• [Exercise]
Output every line of the material exactly, omitting images.
──────────────────────────────
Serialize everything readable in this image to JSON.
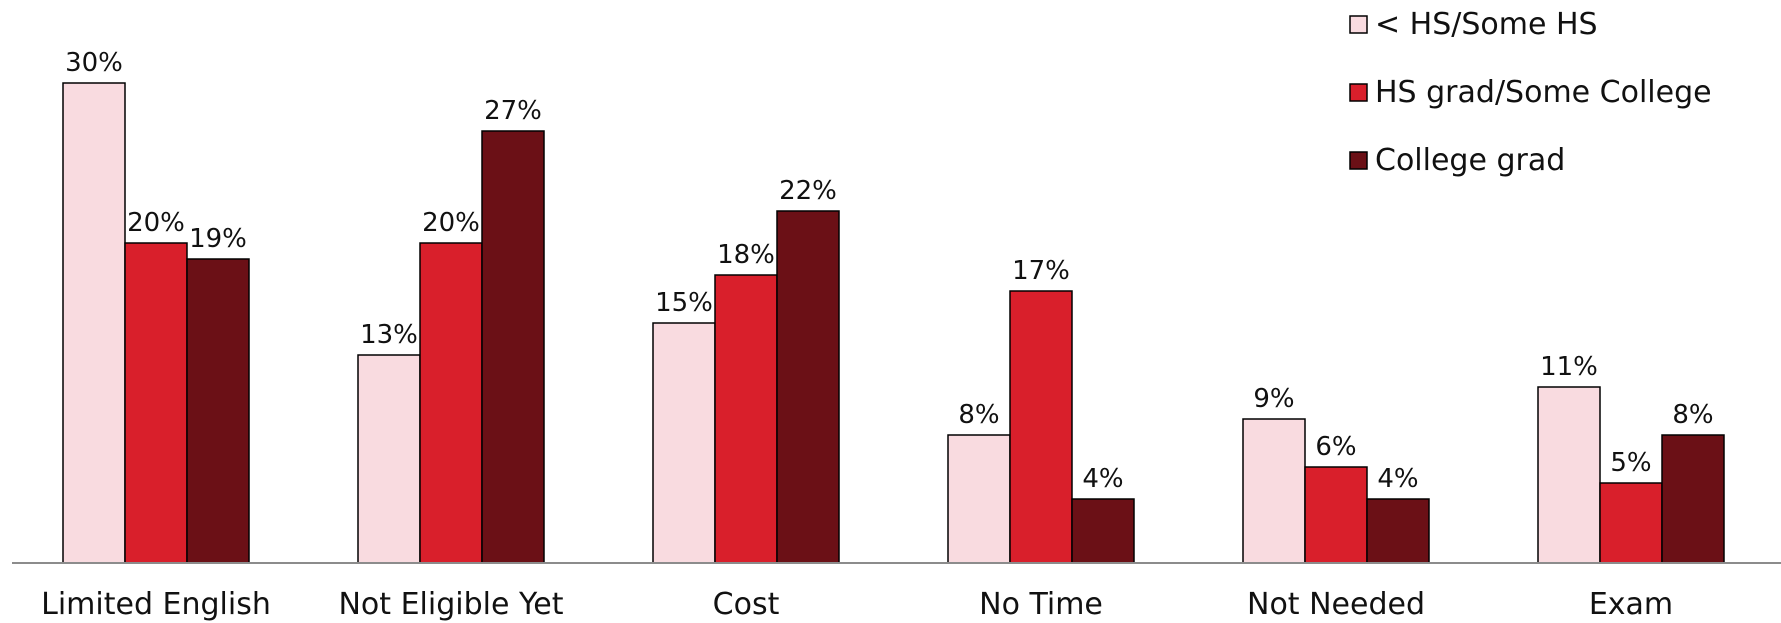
{
  "chart_data": {
    "type": "bar",
    "categories": [
      "Limited English",
      "Not Eligible Yet",
      "Cost",
      "No Time",
      "Not Needed",
      "Exam"
    ],
    "series": [
      {
        "name": "< HS/Some HS",
        "color": "#f9dbe0",
        "values": [
          30,
          13,
          15,
          8,
          9,
          11
        ],
        "labels": [
          "30%",
          "13%",
          "15%",
          "8%",
          "9%",
          "11%"
        ]
      },
      {
        "name": "HS grad/Some College",
        "color": "#d91f2b",
        "values": [
          20,
          20,
          18,
          17,
          6,
          5
        ],
        "labels": [
          "20%",
          "20%",
          "18%",
          "17%",
          "6%",
          "5%"
        ]
      },
      {
        "name": "College grad",
        "color": "#6b1016",
        "values": [
          19,
          27,
          22,
          4,
          4,
          8
        ],
        "labels": [
          "19%",
          "27%",
          "22%",
          "4%",
          "4%",
          "8%"
        ]
      }
    ],
    "ylim": [
      0,
      34
    ],
    "grid": false,
    "legend": "top-right",
    "bar_outline_color": "#000000"
  }
}
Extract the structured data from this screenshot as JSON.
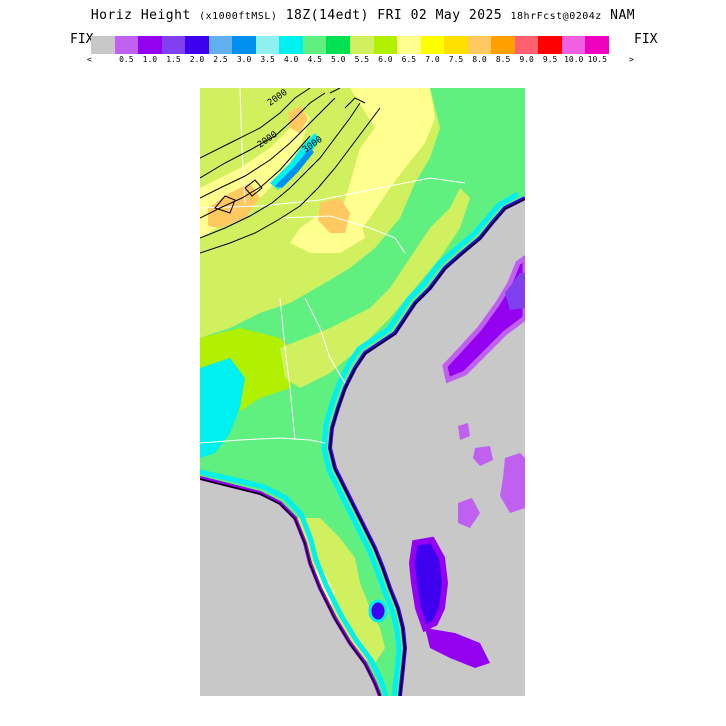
{
  "title": {
    "main": "Horiz Height",
    "units": "(x1000ftMSL)",
    "valid": "18Z(14edt) FRI 02 May 2025",
    "forecast": "18hrFcst@0204z",
    "model": "NAM"
  },
  "fix_left": "FIX",
  "fix_right": "FIX",
  "legend": {
    "colors": [
      "#c8c8c8",
      "#c060f0",
      "#9400f0",
      "#8040f0",
      "#4000f0",
      "#60b0f0",
      "#0090f0",
      "#90f0f0",
      "#00f0f0",
      "#60f080",
      "#00e050",
      "#d0f060",
      "#b0f000",
      "#ffff90",
      "#ffff00",
      "#ffe000",
      "#ffc860",
      "#ffa000",
      "#ff6070",
      "#ff0000",
      "#f060e0",
      "#f000c0"
    ],
    "tick_labels": [
      "<",
      "0.5",
      "1.0",
      "1.5",
      "2.0",
      "2.5",
      "3.0",
      "3.5",
      "4.0",
      "4.5",
      "5.0",
      "5.5",
      "6.0",
      "6.5",
      "7.0",
      "7.5",
      "8.0",
      "8.5",
      "9.0",
      "9.5",
      "10.0",
      "10.5",
      ">"
    ]
  },
  "colors": {
    "land_base": "#60f080",
    "ocean": "#c8c8c8",
    "contour": "#000000",
    "border": "#ffffff"
  },
  "contour_labels": [
    "2000",
    "3000",
    "2000"
  ]
}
──────────────────────────────
• [Solution to the exercise]
Serialize everything readable in this image to JSON.
{
  "chart_data": {
    "type": "bar",
    "categories": [
      "Limited English",
      "Not Eligible Yet",
      "Cost",
      "No Time",
      "Not Needed",
      "Exam"
    ],
    "series": [
      {
        "name": "< HS/Some HS",
        "color": "#f9dbe0",
        "values": [
          30,
          13,
          15,
          8,
          9,
          11
        ],
        "labels": [
          "30%",
          "13%",
          "15%",
          "8%",
          "9%",
          "11%"
        ]
      },
      {
        "name": "HS grad/Some College",
        "color": "#d91f2b",
        "values": [
          20,
          20,
          18,
          17,
          6,
          5
        ],
        "labels": [
          "20%",
          "20%",
          "18%",
          "17%",
          "6%",
          "5%"
        ]
      },
      {
        "name": "College grad",
        "color": "#6b1016",
        "values": [
          19,
          27,
          22,
          4,
          4,
          8
        ],
        "labels": [
          "19%",
          "27%",
          "22%",
          "4%",
          "4%",
          "8%"
        ]
      }
    ],
    "ylim": [
      0,
      34
    ],
    "grid": false,
    "legend": "top-right",
    "bar_outline_color": "#000000"
  }
}
Extract the structured data from this screenshot as JSON.
{
  "title": {
    "main": "Horiz Height",
    "units": "(x1000ftMSL)",
    "valid": "18Z(14edt) FRI 02 May 2025",
    "forecast": "18hrFcst@0204z",
    "model": "NAM"
  },
  "fix_left": "FIX",
  "fix_right": "FIX",
  "legend": {
    "colors": [
      "#c8c8c8",
      "#c060f0",
      "#9400f0",
      "#8040f0",
      "#4000f0",
      "#60b0f0",
      "#0090f0",
      "#90f0f0",
      "#00f0f0",
      "#60f080",
      "#00e050",
      "#d0f060",
      "#b0f000",
      "#ffff90",
      "#ffff00",
      "#ffe000",
      "#ffc860",
      "#ffa000",
      "#ff6070",
      "#ff0000",
      "#f060e0",
      "#f000c0"
    ],
    "tick_labels": [
      "<",
      "0.5",
      "1.0",
      "1.5",
      "2.0",
      "2.5",
      "3.0",
      "3.5",
      "4.0",
      "4.5",
      "5.0",
      "5.5",
      "6.0",
      "6.5",
      "7.0",
      "7.5",
      "8.0",
      "8.5",
      "9.0",
      "9.5",
      "10.0",
      "10.5",
      ">"
    ]
  },
  "colors": {
    "land_base": "#60f080",
    "ocean": "#c8c8c8",
    "contour": "#000000",
    "border": "#ffffff"
  },
  "contour_labels": [
    "2000",
    "3000",
    "2000"
  ]
}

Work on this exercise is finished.